Please write out the material that follows, exactly as it stands.
>> Begin
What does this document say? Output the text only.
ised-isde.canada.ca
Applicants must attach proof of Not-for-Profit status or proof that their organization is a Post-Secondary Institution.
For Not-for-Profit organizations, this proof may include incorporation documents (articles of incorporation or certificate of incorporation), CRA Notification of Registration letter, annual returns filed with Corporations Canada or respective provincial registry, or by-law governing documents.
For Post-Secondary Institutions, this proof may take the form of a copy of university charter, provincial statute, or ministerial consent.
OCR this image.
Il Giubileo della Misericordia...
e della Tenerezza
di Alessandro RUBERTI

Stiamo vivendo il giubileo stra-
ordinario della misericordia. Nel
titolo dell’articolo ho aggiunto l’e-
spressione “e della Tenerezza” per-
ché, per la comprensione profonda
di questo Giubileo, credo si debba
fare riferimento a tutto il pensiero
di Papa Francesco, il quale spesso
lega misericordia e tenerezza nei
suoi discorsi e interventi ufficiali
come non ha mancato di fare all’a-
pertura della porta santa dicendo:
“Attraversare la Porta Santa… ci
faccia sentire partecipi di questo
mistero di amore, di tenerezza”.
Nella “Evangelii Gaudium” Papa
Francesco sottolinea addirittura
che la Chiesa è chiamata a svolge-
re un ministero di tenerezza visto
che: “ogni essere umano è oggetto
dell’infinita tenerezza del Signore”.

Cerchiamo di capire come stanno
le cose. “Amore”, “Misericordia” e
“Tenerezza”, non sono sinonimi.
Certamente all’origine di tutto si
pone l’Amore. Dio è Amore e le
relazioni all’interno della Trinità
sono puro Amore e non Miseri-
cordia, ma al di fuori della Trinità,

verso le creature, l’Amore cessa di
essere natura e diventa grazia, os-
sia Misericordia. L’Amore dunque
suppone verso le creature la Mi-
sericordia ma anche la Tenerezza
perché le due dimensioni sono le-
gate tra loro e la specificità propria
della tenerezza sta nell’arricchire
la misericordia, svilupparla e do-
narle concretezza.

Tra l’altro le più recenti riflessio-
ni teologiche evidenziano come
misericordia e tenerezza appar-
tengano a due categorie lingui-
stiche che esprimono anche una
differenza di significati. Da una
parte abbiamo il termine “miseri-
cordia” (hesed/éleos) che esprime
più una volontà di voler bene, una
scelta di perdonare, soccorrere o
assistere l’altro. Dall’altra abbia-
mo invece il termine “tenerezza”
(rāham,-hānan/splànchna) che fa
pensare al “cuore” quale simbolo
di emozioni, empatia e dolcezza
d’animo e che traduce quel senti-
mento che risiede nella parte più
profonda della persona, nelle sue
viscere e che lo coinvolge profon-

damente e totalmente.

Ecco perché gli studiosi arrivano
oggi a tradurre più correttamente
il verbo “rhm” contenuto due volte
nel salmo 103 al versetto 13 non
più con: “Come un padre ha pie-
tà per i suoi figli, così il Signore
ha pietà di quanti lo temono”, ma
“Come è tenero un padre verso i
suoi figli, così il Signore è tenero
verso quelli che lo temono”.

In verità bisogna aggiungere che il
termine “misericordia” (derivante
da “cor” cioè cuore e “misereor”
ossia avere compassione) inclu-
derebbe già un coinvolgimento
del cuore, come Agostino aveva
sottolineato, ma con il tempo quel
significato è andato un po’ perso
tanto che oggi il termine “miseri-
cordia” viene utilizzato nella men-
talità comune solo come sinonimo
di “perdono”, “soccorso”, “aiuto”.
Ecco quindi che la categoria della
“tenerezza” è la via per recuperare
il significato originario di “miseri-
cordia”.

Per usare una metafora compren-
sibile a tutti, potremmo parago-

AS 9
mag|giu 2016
>> End
## FULL ANSWER:
What does this document say? Output the text only.
ised-isde.canada.ca
Applicants must attach proof of Not-for-Profit status or proof that their organization is a Post-Secondary Institution.
For Not-for-Profit organizations, this proof may include incorporation documents (articles of incorporation or certificate of incorporation), CRA Notification of Registration letter, annual returns filed with Corporations Canada or respective provincial registry, or by-law governing documents.
For Post-Secondary Institutions, this proof may take the form of a copy of university charter, provincial statute, or ministerial consent.
OCR this image.
Il Giubileo della Misericordia...
e della Tenerezza
di Alessandro RUBERTI

Stiamo vivendo il giubileo stra-
ordinario della misericordia. Nel
titolo dell’articolo ho aggiunto l’e-
spressione “e della Tenerezza” per-
ché, per la comprensione profonda
di questo Giubileo, credo si debba
fare riferimento a tutto il pensiero
di Papa Francesco, il quale spesso
lega misericordia e tenerezza nei
suoi discorsi e interventi ufficiali
come non ha mancato di fare all’a-
pertura della porta santa dicendo:
“Attraversare la Porta Santa… ci
faccia sentire partecipi di questo
mistero di amore, di tenerezza”.
Nella “Evangelii Gaudium” Papa
Francesco sottolinea addirittura
che la Chiesa è chiamata a svolge-
re un ministero di tenerezza visto
che: “ogni essere umano è oggetto
dell’infinita tenerezza del Signore”.

Cerchiamo di capire come stanno
le cose. “Amore”, “Misericordia” e
“Tenerezza”, non sono sinonimi.
Certamente all’origine di tutto si
pone l’Amore. Dio è Amore e le
relazioni all’interno della Trinità
sono puro Amore e non Miseri-
cordia, ma al di fuori della Trinità,

verso le creature, l’Amore cessa di
essere natura e diventa grazia, os-
sia Misericordia. L’Amore dunque
suppone verso le creature la Mi-
sericordia ma anche la Tenerezza
perché le due dimensioni sono le-
gate tra loro e la specificità propria
della tenerezza sta nell’arricchire
la misericordia, svilupparla e do-
narle concretezza.

Tra l’altro le più recenti riflessio-
ni teologiche evidenziano come
misericordia e tenerezza appar-
tengano a due categorie lingui-
stiche che esprimono anche una
differenza di significati. Da una
parte abbiamo il termine “miseri-
cordia” (hesed/éleos) che esprime
più una volontà di voler bene, una
scelta di perdonare, soccorrere o
assistere l’altro. Dall’altra abbia-
mo invece il termine “tenerezza”
(rāham,-hānan/splànchna) che fa
pensare al “cuore” quale simbolo
di emozioni, empatia e dolcezza
d’animo e che traduce quel senti-
mento che risiede nella parte più
profonda della persona, nelle sue
viscere e che lo coinvolge profon-

damente e totalmente.

Ecco perché gli studiosi arrivano
oggi a tradurre più correttamente
il verbo “rhm” contenuto due volte
nel salmo 103 al versetto 13 non
più con: “Come un padre ha pie-
tà per i suoi figli, così il Signore
ha pietà di quanti lo temono”, ma
“Come è tenero un padre verso i
suoi figli, così il Signore è tenero
verso quelli che lo temono”.

In verità bisogna aggiungere che il
termine “misericordia” (derivante
da “cor” cioè cuore e “misereor”
ossia avere compassione) inclu-
derebbe già un coinvolgimento
del cuore, come Agostino aveva
sottolineato, ma con il tempo quel
significato è andato un po’ perso
tanto che oggi il termine “miseri-
cordia” viene utilizzato nella men-
talità comune solo come sinonimo
di “perdono”, “soccorso”, “aiuto”.
Ecco quindi che la categoria della
“tenerezza” è la via per recuperare
il significato originario di “miseri-
cordia”.

Per usare una metafora compren-
sibile a tutti, potremmo parago-

AS 9
mag|giu 2016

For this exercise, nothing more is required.